Data extracted from a collection —
........
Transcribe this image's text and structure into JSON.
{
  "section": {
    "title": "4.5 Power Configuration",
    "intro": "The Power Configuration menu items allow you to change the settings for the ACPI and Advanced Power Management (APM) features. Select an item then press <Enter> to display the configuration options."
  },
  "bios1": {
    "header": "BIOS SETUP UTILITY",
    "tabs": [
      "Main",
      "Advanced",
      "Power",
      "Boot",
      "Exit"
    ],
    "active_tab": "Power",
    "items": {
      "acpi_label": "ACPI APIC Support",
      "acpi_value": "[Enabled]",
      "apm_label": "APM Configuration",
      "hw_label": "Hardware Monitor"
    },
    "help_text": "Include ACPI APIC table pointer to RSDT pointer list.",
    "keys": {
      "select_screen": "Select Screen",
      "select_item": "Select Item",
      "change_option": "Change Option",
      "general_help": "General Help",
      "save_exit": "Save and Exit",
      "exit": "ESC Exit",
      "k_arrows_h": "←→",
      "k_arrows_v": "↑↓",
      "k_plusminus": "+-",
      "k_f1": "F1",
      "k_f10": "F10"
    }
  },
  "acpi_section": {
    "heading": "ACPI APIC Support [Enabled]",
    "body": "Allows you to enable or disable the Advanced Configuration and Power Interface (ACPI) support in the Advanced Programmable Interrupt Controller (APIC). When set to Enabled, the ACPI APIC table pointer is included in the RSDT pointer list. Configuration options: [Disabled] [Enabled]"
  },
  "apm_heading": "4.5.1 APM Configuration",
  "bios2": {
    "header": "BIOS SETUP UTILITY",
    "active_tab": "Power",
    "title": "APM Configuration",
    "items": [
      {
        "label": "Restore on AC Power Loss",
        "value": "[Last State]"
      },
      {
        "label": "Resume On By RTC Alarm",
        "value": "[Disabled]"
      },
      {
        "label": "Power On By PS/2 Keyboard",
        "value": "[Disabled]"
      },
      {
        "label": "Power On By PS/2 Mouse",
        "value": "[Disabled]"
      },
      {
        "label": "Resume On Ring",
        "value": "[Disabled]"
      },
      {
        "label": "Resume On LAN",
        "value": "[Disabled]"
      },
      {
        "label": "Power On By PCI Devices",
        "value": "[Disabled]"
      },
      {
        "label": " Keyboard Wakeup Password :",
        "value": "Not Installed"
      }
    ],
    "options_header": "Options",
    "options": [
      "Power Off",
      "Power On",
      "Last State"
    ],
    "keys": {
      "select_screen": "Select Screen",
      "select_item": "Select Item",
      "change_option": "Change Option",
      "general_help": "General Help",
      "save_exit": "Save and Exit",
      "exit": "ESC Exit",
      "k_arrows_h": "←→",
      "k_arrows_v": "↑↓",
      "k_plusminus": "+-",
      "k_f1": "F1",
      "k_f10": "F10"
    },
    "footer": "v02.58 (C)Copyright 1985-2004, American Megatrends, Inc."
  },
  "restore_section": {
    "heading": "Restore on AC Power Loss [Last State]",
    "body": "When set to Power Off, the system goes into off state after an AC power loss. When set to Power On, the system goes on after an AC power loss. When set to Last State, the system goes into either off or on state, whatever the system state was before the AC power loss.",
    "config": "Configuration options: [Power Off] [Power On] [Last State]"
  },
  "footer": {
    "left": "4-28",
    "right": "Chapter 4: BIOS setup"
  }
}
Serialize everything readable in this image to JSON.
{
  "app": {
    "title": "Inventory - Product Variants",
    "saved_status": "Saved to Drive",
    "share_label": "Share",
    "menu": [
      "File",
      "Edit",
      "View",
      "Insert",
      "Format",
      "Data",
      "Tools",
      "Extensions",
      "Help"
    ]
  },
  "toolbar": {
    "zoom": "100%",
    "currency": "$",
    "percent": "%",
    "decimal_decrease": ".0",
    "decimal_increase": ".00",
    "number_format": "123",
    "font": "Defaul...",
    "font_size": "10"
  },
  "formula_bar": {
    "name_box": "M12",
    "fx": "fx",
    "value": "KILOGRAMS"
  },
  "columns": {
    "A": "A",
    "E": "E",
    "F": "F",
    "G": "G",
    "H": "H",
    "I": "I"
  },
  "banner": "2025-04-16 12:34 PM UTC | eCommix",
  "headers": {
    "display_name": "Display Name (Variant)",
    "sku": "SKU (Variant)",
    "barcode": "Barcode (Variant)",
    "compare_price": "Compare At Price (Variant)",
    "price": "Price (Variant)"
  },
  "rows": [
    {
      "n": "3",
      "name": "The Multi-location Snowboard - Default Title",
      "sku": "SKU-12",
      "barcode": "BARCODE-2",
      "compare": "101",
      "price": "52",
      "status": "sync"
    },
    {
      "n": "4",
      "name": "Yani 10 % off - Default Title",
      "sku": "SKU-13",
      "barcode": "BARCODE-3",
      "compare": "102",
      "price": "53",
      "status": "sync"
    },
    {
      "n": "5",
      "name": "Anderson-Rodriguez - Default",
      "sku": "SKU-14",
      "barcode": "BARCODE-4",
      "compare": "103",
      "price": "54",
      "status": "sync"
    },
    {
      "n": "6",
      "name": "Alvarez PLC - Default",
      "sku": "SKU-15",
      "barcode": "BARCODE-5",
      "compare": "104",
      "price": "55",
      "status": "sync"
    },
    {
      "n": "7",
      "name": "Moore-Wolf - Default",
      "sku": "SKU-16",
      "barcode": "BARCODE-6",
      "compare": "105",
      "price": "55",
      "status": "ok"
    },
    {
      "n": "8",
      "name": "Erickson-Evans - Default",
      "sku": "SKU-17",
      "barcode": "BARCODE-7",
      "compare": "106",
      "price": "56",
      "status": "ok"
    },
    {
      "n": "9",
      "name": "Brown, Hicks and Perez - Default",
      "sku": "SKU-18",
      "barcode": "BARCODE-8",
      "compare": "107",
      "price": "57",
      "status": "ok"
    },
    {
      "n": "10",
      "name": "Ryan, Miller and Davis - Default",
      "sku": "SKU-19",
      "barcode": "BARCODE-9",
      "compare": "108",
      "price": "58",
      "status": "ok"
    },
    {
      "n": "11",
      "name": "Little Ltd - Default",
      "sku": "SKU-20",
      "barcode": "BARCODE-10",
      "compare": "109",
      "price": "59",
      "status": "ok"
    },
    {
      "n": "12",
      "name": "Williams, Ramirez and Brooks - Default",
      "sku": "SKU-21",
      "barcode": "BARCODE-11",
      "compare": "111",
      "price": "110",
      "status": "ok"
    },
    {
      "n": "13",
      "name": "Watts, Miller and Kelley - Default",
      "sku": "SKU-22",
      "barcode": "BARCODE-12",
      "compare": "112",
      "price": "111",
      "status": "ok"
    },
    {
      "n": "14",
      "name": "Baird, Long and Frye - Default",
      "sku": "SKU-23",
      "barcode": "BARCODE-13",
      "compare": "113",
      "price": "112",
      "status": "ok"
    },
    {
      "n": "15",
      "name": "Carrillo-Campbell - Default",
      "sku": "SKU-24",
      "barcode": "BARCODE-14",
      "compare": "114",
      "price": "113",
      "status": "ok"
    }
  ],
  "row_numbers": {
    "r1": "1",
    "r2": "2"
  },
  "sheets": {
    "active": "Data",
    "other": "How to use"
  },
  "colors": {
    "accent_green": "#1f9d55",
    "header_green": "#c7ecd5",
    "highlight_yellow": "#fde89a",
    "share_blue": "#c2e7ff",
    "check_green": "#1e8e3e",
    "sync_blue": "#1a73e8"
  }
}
........
Print the records above in full, exactly.

Complete answer —
Transcribe this image's text and structure into JSON.
{
  "section": {
    "title": "4.5 Power Configuration",
    "intro": "The Power Configuration menu items allow you to change the settings for the ACPI and Advanced Power Management (APM) features. Select an item then press <Enter> to display the configuration options."
  },
  "bios1": {
    "header": "BIOS SETUP UTILITY",
    "tabs": [
      "Main",
      "Advanced",
      "Power",
      "Boot",
      "Exit"
    ],
    "active_tab": "Power",
    "items": {
      "acpi_label": "ACPI APIC Support",
      "acpi_value": "[Enabled]",
      "apm_label": "APM Configuration",
      "hw_label": "Hardware Monitor"
    },
    "help_text": "Include ACPI APIC table pointer to RSDT pointer list.",
    "keys": {
      "select_screen": "Select Screen",
      "select_item": "Select Item",
      "change_option": "Change Option",
      "general_help": "General Help",
      "save_exit": "Save and Exit",
      "exit": "ESC Exit",
      "k_arrows_h": "←→",
      "k_arrows_v": "↑↓",
      "k_plusminus": "+-",
      "k_f1": "F1",
      "k_f10": "F10"
    }
  },
  "acpi_section": {
    "heading": "ACPI APIC Support [Enabled]",
    "body": "Allows you to enable or disable the Advanced Configuration and Power Interface (ACPI) support in the Advanced Programmable Interrupt Controller (APIC). When set to Enabled, the ACPI APIC table pointer is included in the RSDT pointer list. Configuration options: [Disabled] [Enabled]"
  },
  "apm_heading": "4.5.1 APM Configuration",
  "bios2": {
    "header": "BIOS SETUP UTILITY",
    "active_tab": "Power",
    "title": "APM Configuration",
    "items": [
      {
        "label": "Restore on AC Power Loss",
        "value": "[Last State]"
      },
      {
        "label": "Resume On By RTC Alarm",
        "value": "[Disabled]"
      },
      {
        "label": "Power On By PS/2 Keyboard",
        "value": "[Disabled]"
      },
      {
        "label": "Power On By PS/2 Mouse",
        "value": "[Disabled]"
      },
      {
        "label": "Resume On Ring",
        "value": "[Disabled]"
      },
      {
        "label": "Resume On LAN",
        "value": "[Disabled]"
      },
      {
        "label": "Power On By PCI Devices",
        "value": "[Disabled]"
      },
      {
        "label": " Keyboard Wakeup Password :",
        "value": "Not Installed"
      }
    ],
    "options_header": "Options",
    "options": [
      "Power Off",
      "Power On",
      "Last State"
    ],
    "keys": {
      "select_screen": "Select Screen",
      "select_item": "Select Item",
      "change_option": "Change Option",
      "general_help": "General Help",
      "save_exit": "Save and Exit",
      "exit": "ESC Exit",
      "k_arrows_h": "←→",
      "k_arrows_v": "↑↓",
      "k_plusminus": "+-",
      "k_f1": "F1",
      "k_f10": "F10"
    },
    "footer": "v02.58 (C)Copyright 1985-2004, American Megatrends, Inc."
  },
  "restore_section": {
    "heading": "Restore on AC Power Loss [Last State]",
    "body": "When set to Power Off, the system goes into off state after an AC power loss. When set to Power On, the system goes on after an AC power loss. When set to Last State, the system goes into either off or on state, whatever the system state was before the AC power loss.",
    "config": "Configuration options: [Power Off] [Power On] [Last State]"
  },
  "footer": {
    "left": "4-28",
    "right": "Chapter 4: BIOS setup"
  }
}
Serialize everything readable in this image to JSON.
{
  "app": {
    "title": "Inventory - Product Variants",
    "saved_status": "Saved to Drive",
    "share_label": "Share",
    "menu": [
      "File",
      "Edit",
      "View",
      "Insert",
      "Format",
      "Data",
      "Tools",
      "Extensions",
      "Help"
    ]
  },
  "toolbar": {
    "zoom": "100%",
    "currency": "$",
    "percent": "%",
    "decimal_decrease": ".0",
    "decimal_increase": ".00",
    "number_format": "123",
    "font": "Defaul...",
    "font_size": "10"
  },
  "formula_bar": {
    "name_box": "M12",
    "fx": "fx",
    "value": "KILOGRAMS"
  },
  "columns": {
    "A": "A",
    "E": "E",
    "F": "F",
    "G": "G",
    "H": "H",
    "I": "I"
  },
  "banner": "2025-04-16 12:34 PM UTC | eCommix",
  "headers": {
    "display_name": "Display Name (Variant)",
    "sku": "SKU (Variant)",
    "barcode": "Barcode (Variant)",
    "compare_price": "Compare At Price (Variant)",
    "price": "Price (Variant)"
  },
  "rows": [
    {
      "n": "3",
      "name": "The Multi-location Snowboard - Default Title",
      "sku": "SKU-12",
      "barcode": "BARCODE-2",
      "compare": "101",
      "price": "52",
      "status": "sync"
    },
    {
      "n": "4",
      "name": "Yani 10 % off - Default Title",
      "sku": "SKU-13",
      "barcode": "BARCODE-3",
      "compare": "102",
      "price": "53",
      "status": "sync"
    },
    {
      "n": "5",
      "name": "Anderson-Rodriguez - Default",
      "sku": "SKU-14",
      "barcode": "BARCODE-4",
      "compare": "103",
      "price": "54",
      "status": "sync"
    },
    {
      "n": "6",
      "name": "Alvarez PLC - Default",
      "sku": "SKU-15",
      "barcode": "BARCODE-5",
      "compare": "104",
      "price": "55",
      "status": "sync"
    },
    {
      "n": "7",
      "name": "Moore-Wolf - Default",
      "sku": "SKU-16",
      "barcode": "BARCODE-6",
      "compare": "105",
      "price": "55",
      "status": "ok"
    },
    {
      "n": "8",
      "name": "Erickson-Evans - Default",
      "sku": "SKU-17",
      "barcode": "BARCODE-7",
      "compare": "106",
      "price": "56",
      "status": "ok"
    },
    {
      "n": "9",
      "name": "Brown, Hicks and Perez - Default",
      "sku": "SKU-18",
      "barcode": "BARCODE-8",
      "compare": "107",
      "price": "57",
      "status": "ok"
    },
    {
      "n": "10",
      "name": "Ryan, Miller and Davis - Default",
      "sku": "SKU-19",
      "barcode": "BARCODE-9",
      "compare": "108",
      "price": "58",
      "status": "ok"
    },
    {
      "n": "11",
      "name": "Little Ltd - Default",
      "sku": "SKU-20",
      "barcode": "BARCODE-10",
      "compare": "109",
      "price": "59",
      "status": "ok"
    },
    {
      "n": "12",
      "name": "Williams, Ramirez and Brooks - Default",
      "sku": "SKU-21",
      "barcode": "BARCODE-11",
      "compare": "111",
      "price": "110",
      "status": "ok"
    },
    {
      "n": "13",
      "name": "Watts, Miller and Kelley - Default",
      "sku": "SKU-22",
      "barcode": "BARCODE-12",
      "compare": "112",
      "price": "111",
      "status": "ok"
    },
    {
      "n": "14",
      "name": "Baird, Long and Frye - Default",
      "sku": "SKU-23",
      "barcode": "BARCODE-13",
      "compare": "113",
      "price": "112",
      "status": "ok"
    },
    {
      "n": "15",
      "name": "Carrillo-Campbell - Default",
      "sku": "SKU-24",
      "barcode": "BARCODE-14",
      "compare": "114",
      "price": "113",
      "status": "ok"
    }
  ],
  "row_numbers": {
    "r1": "1",
    "r2": "2"
  },
  "sheets": {
    "active": "Data",
    "other": "How to use"
  },
  "colors": {
    "accent_green": "#1f9d55",
    "header_green": "#c7ecd5",
    "highlight_yellow": "#fde89a",
    "share_blue": "#c2e7ff",
    "check_green": "#1e8e3e",
    "sync_blue": "#1a73e8"
  }
}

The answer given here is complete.